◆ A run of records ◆
------------------------------------------------------------
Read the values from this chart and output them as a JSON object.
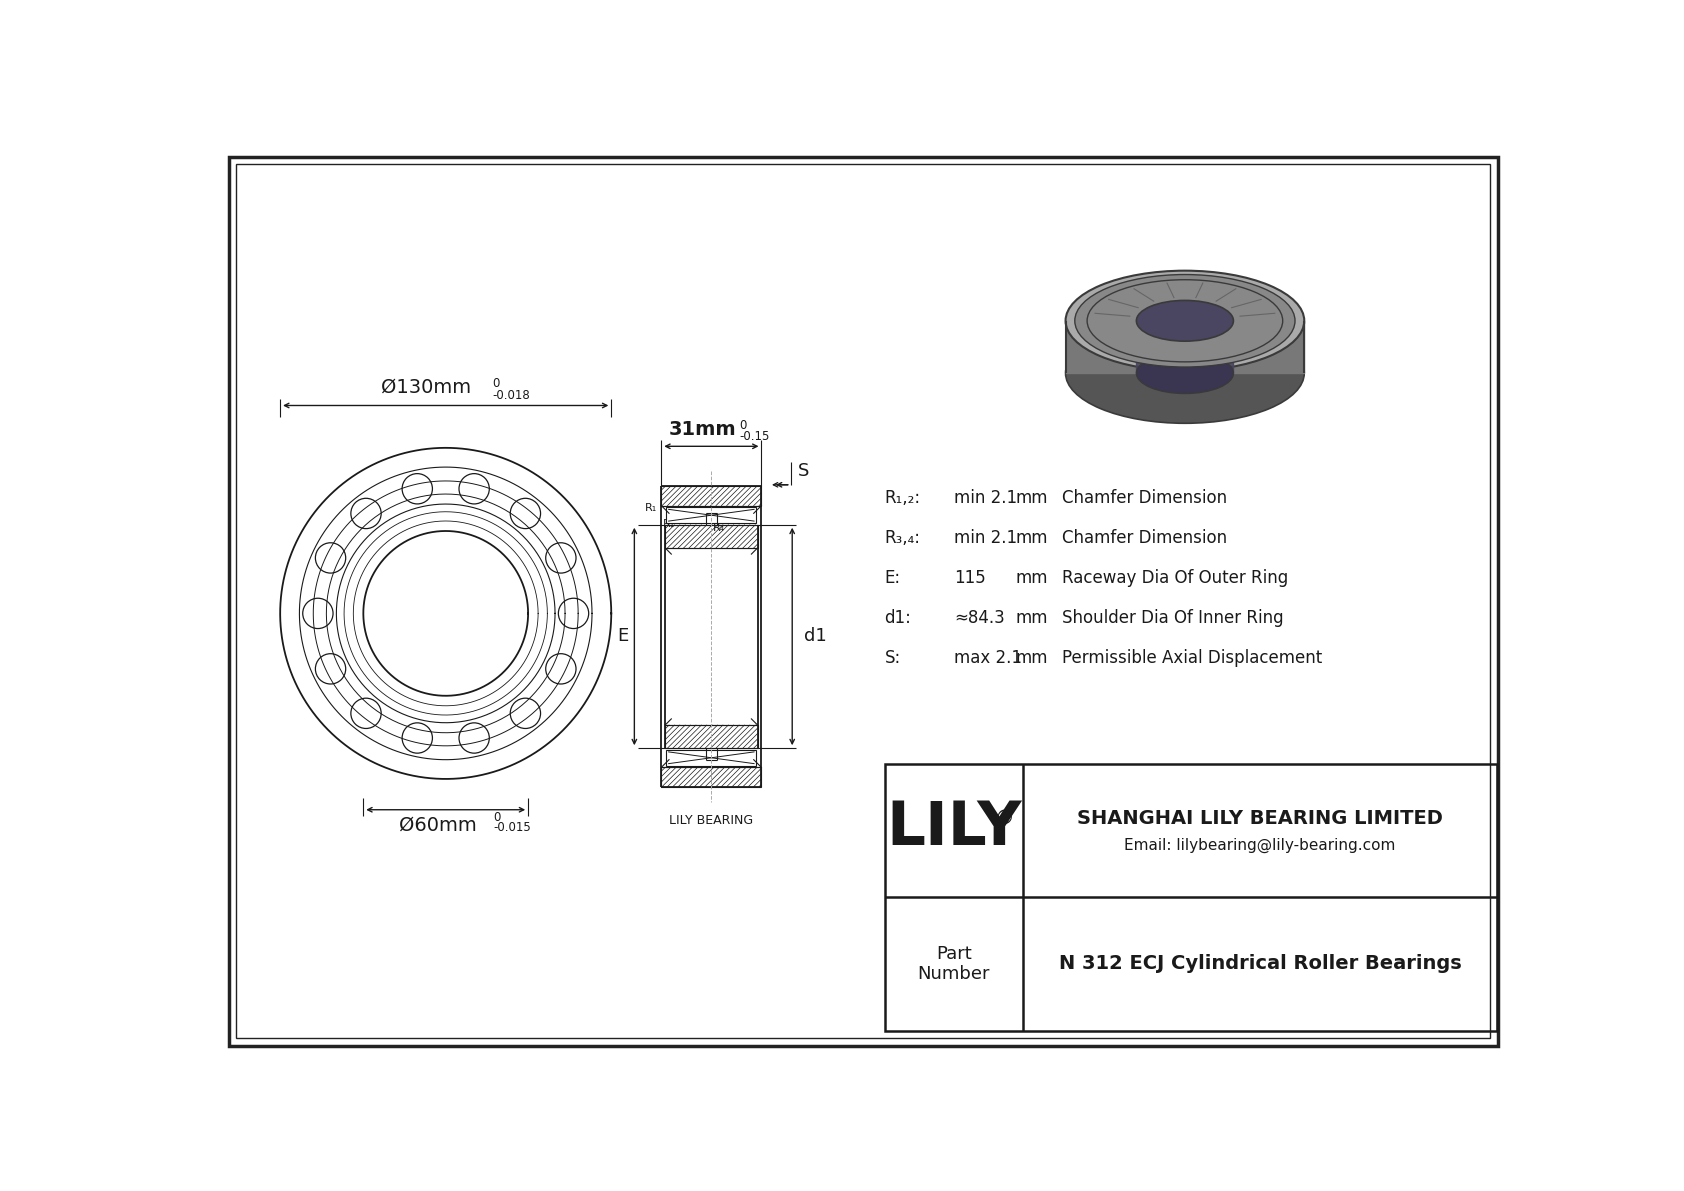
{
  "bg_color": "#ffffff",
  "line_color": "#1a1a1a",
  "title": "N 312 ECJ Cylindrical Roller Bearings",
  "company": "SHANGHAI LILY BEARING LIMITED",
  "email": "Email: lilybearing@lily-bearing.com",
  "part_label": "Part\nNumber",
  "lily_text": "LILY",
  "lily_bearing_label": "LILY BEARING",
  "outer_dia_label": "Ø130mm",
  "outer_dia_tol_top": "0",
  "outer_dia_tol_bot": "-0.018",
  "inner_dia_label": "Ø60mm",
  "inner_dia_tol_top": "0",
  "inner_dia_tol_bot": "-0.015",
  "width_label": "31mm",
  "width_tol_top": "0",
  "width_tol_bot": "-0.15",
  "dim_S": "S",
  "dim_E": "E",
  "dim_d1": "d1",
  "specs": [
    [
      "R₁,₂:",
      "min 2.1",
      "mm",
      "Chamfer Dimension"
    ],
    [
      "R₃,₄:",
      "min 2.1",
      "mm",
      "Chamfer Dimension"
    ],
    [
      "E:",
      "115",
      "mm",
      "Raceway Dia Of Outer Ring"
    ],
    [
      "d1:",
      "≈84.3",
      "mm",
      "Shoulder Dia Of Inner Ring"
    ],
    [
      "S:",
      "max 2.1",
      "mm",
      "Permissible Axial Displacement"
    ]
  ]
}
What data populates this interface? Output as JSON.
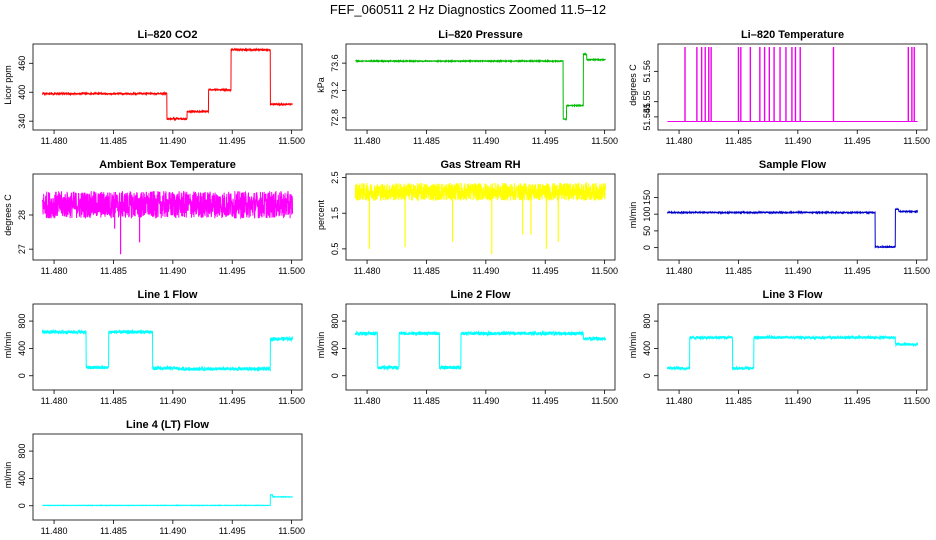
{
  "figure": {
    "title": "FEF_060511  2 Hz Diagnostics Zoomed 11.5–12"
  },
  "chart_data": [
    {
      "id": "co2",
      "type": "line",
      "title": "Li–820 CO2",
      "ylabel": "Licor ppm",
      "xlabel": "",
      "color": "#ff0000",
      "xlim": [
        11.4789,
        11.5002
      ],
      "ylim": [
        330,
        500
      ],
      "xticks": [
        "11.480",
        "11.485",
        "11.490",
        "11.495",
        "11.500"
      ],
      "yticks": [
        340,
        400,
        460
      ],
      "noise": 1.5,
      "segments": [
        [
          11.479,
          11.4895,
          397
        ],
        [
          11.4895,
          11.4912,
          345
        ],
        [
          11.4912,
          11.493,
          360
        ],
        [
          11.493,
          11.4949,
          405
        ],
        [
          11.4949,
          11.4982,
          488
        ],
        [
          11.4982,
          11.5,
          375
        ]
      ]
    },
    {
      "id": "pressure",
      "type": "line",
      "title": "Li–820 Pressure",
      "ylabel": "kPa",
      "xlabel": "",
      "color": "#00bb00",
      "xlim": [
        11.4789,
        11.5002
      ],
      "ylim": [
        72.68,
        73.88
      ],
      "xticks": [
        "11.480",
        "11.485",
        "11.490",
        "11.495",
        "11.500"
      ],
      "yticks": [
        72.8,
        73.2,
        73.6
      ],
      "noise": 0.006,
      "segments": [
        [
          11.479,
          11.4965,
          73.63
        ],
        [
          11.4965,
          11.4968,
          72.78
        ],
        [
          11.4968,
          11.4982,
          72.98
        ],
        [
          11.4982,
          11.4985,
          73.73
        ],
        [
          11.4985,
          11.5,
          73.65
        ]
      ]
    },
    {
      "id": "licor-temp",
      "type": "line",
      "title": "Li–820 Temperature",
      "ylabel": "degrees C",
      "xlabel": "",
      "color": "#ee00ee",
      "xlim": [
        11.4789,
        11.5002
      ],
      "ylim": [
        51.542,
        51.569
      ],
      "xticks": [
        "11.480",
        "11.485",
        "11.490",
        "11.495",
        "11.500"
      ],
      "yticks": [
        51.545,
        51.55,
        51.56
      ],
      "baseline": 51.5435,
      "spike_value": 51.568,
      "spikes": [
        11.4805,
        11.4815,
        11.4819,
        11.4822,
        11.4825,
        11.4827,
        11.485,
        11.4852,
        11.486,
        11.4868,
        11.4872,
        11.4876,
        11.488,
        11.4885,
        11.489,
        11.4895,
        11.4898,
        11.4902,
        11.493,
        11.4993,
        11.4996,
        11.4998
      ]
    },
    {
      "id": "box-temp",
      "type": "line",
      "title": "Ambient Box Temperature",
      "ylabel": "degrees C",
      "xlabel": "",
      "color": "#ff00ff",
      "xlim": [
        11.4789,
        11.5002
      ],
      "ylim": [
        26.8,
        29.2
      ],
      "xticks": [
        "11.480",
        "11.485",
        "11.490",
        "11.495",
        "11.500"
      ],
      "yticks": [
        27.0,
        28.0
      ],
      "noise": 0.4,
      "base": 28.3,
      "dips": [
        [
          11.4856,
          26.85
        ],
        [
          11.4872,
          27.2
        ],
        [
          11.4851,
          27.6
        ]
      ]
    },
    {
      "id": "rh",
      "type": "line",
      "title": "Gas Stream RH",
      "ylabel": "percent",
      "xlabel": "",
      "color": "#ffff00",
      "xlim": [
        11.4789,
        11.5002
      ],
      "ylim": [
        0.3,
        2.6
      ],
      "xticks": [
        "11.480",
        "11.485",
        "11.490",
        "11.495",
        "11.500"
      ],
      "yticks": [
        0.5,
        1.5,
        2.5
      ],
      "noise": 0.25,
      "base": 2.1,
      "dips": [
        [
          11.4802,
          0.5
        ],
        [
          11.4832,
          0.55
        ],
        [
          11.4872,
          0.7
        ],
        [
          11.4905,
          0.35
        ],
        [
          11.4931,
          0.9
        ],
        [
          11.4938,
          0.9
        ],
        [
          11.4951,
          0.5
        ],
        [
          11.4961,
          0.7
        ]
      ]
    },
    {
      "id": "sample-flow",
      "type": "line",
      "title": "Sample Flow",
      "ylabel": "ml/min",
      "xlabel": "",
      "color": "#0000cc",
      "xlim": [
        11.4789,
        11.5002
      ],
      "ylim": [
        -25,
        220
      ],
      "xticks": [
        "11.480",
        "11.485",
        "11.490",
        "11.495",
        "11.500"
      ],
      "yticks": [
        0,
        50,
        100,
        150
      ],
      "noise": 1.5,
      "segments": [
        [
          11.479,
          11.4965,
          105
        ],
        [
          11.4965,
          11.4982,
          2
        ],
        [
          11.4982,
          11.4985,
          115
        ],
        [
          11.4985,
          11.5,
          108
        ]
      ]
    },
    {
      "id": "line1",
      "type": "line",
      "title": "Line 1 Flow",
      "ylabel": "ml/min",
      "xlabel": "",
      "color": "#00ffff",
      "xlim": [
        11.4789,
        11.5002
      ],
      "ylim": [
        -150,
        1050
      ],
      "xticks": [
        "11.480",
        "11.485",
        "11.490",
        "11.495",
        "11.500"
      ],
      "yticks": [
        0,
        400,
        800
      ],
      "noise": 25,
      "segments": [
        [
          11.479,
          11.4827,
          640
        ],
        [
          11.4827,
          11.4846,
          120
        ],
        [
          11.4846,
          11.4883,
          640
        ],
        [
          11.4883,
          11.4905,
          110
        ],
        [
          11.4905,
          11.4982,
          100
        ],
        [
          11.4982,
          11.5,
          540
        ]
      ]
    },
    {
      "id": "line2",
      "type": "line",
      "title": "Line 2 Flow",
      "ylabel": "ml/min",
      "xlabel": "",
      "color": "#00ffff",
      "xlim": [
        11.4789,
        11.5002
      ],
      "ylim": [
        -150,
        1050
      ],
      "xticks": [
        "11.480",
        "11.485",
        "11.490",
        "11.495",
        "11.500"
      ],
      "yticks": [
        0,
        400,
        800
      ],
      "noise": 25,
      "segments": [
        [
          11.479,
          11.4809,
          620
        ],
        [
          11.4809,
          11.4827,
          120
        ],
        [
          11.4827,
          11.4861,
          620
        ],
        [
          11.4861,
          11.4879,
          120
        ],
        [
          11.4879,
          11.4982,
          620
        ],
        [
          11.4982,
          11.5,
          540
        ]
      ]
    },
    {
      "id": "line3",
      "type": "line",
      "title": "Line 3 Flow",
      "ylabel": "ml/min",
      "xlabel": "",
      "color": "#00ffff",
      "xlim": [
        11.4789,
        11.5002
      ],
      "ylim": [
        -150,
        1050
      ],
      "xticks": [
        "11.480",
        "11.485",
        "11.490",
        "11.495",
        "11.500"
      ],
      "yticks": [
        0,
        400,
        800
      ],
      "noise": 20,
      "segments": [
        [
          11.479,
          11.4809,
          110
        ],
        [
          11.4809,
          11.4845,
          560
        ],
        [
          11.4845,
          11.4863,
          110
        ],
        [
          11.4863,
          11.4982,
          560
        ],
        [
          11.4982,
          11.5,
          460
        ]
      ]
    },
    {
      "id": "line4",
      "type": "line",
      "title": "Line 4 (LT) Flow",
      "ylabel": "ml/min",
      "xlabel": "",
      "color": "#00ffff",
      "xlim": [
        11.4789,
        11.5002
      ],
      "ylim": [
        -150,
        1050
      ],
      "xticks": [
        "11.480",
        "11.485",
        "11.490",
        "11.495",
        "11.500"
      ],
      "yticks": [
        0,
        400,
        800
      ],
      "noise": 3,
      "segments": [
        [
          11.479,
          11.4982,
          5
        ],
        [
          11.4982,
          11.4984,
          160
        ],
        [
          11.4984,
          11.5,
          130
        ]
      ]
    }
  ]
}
------------------------------------------------------------
◆ THE EXERCISE ◆
Pick out, from the lines above, every one that contains the string "JSON".

◆ COMPLETED EXERCISE ◆
Read the values from this chart and output them as a JSON object.
What data populates this interface? Output as JSON.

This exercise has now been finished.